Stored data
____________

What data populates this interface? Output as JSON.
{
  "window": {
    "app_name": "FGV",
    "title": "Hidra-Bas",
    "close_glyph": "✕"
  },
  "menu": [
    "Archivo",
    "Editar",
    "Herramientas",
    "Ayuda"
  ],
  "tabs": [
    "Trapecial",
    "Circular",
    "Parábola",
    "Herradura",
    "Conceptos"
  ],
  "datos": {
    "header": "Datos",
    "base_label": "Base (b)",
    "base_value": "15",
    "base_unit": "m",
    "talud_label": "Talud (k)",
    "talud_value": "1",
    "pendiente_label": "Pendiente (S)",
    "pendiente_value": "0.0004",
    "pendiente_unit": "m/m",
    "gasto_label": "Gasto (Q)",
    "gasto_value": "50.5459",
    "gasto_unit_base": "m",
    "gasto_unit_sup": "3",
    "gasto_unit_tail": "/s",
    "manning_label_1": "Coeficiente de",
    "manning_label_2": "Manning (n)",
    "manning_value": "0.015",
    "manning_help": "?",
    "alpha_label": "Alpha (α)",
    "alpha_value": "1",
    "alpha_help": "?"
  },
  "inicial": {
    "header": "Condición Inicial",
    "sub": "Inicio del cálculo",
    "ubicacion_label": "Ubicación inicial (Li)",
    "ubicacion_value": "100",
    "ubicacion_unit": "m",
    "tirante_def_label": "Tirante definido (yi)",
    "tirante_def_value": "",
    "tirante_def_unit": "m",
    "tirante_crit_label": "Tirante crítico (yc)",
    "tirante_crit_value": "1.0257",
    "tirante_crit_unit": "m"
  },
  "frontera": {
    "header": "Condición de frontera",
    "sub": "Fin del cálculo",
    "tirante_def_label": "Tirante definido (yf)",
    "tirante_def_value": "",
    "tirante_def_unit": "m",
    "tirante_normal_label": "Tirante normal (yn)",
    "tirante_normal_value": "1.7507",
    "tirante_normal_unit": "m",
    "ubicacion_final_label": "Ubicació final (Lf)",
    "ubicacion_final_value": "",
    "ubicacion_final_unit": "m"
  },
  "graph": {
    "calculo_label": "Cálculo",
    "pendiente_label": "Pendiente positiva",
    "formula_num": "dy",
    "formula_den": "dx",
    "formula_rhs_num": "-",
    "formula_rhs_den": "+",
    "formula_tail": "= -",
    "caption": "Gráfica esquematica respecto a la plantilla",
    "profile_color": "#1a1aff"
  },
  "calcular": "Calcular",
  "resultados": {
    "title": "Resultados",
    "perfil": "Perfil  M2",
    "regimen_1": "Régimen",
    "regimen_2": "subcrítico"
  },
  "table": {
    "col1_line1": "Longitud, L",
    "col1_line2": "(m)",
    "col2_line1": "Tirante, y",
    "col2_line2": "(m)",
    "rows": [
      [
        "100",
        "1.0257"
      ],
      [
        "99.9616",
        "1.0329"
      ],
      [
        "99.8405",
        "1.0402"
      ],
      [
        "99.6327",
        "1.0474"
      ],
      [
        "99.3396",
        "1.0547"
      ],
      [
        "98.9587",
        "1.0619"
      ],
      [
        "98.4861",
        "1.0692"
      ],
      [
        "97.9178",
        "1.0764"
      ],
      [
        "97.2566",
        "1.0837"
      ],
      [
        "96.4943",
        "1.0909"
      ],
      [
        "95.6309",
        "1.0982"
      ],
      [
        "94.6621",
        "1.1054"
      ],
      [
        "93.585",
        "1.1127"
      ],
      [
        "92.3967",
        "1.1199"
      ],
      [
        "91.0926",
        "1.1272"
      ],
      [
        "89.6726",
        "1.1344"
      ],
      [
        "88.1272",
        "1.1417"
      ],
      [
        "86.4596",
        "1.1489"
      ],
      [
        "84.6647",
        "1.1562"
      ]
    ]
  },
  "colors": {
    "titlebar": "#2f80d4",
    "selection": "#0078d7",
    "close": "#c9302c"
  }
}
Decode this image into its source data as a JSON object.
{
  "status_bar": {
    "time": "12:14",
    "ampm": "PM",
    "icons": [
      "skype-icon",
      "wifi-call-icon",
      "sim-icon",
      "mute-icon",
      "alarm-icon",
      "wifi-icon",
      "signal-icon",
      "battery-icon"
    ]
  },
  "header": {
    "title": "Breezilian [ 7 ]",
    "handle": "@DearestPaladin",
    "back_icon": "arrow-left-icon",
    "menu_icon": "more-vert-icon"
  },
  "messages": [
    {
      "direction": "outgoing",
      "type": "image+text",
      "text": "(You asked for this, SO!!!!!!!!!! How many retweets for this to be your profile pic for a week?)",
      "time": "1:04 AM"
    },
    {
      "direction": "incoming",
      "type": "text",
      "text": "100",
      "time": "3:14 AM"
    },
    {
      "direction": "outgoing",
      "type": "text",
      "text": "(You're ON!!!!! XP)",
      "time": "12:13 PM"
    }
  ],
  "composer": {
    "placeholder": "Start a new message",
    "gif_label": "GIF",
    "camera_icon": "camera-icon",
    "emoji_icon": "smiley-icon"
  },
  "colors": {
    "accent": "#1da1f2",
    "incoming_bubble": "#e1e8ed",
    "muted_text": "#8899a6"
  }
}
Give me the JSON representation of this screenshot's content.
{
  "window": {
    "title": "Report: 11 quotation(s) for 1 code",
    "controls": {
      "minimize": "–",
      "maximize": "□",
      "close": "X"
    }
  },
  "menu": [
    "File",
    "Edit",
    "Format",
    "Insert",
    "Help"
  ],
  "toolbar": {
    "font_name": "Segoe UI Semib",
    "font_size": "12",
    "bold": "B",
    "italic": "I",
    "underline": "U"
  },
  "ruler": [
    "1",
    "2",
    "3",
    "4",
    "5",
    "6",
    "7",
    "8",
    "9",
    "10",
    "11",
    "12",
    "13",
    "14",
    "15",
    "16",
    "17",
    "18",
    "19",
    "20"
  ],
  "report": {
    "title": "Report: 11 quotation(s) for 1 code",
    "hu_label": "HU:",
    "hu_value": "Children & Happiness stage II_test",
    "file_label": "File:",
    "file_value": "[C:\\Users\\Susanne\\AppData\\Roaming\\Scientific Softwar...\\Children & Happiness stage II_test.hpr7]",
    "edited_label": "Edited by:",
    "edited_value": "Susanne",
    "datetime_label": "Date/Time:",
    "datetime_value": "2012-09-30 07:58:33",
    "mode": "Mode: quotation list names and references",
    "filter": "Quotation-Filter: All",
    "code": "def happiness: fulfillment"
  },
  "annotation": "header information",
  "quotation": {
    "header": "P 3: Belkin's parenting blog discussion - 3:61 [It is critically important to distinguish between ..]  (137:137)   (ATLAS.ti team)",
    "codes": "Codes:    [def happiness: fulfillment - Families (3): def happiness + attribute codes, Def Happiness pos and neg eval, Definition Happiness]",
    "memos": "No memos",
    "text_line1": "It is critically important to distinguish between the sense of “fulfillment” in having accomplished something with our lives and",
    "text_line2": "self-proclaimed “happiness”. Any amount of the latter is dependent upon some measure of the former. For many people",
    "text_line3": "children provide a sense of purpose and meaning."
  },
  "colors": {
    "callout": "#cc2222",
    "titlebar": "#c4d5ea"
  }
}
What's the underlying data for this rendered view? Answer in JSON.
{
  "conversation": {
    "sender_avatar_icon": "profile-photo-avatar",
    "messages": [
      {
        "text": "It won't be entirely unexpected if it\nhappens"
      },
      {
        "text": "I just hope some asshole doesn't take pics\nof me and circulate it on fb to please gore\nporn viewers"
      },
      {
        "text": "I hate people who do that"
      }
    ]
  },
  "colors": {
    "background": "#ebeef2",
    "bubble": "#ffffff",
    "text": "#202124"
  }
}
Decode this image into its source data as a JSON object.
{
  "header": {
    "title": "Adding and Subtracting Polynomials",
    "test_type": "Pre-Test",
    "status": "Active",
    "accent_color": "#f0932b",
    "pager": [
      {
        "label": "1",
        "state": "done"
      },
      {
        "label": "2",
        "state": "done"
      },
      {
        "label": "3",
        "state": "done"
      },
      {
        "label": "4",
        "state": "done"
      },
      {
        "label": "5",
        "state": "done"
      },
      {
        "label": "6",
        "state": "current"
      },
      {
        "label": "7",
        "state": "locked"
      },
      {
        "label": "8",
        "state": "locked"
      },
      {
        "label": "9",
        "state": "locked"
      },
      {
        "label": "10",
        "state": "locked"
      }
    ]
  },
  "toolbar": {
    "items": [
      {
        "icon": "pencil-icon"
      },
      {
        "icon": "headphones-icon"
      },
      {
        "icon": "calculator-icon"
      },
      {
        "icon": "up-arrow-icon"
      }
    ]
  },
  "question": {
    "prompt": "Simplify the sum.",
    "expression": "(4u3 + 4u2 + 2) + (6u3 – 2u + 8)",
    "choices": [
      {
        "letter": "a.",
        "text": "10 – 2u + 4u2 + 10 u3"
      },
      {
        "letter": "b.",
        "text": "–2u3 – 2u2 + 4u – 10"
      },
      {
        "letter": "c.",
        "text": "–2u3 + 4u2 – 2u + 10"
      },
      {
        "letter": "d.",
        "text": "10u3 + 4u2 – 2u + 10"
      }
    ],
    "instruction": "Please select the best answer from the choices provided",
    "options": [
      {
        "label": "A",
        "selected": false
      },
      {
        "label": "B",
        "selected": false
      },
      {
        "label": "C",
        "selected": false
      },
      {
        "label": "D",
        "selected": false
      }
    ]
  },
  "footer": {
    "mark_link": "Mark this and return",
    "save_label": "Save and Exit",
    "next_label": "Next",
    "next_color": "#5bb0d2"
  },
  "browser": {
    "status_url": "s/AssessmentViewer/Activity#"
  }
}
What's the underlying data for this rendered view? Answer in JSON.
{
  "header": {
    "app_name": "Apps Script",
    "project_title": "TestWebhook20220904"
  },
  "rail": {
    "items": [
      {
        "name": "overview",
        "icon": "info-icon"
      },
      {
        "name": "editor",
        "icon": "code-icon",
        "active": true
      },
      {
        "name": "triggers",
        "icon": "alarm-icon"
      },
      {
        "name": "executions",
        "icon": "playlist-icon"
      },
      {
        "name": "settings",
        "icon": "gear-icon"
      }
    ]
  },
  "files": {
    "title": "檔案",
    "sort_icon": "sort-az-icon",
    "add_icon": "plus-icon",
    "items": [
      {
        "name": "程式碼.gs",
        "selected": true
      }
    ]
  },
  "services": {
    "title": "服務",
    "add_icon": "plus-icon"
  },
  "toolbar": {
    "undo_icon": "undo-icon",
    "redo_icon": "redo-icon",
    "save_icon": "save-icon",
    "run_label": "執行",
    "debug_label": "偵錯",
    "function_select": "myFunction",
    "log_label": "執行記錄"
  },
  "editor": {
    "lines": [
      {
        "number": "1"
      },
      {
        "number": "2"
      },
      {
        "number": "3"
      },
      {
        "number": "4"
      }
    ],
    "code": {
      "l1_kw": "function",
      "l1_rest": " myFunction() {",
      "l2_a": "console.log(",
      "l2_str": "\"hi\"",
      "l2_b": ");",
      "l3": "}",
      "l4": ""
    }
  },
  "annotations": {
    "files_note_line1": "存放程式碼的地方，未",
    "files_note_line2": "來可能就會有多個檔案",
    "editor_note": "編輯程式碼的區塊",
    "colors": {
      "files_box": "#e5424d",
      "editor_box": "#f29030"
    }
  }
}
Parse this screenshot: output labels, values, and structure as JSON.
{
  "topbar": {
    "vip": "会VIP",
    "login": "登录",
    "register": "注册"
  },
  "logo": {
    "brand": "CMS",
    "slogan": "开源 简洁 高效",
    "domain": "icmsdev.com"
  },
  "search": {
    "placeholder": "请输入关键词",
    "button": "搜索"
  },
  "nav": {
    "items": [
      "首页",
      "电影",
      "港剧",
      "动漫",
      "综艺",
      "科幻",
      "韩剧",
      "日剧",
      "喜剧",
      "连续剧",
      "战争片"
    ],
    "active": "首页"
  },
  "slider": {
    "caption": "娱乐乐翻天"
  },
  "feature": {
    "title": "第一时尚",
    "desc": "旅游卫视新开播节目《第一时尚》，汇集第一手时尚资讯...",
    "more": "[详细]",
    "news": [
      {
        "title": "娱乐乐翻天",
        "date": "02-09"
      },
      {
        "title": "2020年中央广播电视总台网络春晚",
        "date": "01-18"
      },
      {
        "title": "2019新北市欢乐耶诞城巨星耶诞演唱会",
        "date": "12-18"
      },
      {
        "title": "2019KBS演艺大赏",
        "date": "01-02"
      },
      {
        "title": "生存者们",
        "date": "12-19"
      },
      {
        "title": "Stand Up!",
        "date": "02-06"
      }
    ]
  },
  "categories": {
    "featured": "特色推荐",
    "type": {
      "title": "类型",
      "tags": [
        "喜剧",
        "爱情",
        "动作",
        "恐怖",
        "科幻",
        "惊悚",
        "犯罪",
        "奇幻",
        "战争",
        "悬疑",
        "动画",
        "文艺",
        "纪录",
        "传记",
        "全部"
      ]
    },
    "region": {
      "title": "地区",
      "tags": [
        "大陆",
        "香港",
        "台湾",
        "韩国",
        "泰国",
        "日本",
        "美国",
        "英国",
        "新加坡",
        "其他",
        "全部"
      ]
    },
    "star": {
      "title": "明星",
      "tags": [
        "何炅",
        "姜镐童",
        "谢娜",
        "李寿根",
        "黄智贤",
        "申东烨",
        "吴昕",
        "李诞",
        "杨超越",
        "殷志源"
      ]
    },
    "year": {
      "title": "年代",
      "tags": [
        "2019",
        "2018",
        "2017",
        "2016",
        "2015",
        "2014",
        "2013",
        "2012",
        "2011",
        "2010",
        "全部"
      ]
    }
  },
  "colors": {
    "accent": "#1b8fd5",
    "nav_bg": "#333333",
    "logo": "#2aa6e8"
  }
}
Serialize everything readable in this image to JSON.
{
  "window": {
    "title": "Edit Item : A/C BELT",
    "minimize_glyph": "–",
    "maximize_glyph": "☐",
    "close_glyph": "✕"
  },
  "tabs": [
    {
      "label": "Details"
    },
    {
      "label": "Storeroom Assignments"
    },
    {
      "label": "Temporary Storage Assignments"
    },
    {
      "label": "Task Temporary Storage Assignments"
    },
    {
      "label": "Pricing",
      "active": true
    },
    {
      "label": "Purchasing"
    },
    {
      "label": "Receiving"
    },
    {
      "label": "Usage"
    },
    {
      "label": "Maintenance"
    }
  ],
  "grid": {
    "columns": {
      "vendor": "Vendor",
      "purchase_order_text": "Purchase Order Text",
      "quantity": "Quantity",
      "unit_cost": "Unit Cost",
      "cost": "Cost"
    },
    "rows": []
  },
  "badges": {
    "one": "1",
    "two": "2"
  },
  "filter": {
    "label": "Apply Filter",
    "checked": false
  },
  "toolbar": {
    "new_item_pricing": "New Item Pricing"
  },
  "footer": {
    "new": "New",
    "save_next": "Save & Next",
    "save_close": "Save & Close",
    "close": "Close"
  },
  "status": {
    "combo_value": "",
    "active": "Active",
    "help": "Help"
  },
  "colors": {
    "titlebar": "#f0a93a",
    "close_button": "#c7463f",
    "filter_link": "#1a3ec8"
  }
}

____________

### Problem
For each line of the entries that includes "important", show that line.

### Response to this exercise
    "header": "P 3: Belkin's parenting blog discussion - 3:61 [It is critically important to distinguish between ..]  (137:137)   (ATLAS.ti team)",
    "text_line1": "It is critically important to distinguish between the sense of “fulfillment” in having accomplished something with our lives and",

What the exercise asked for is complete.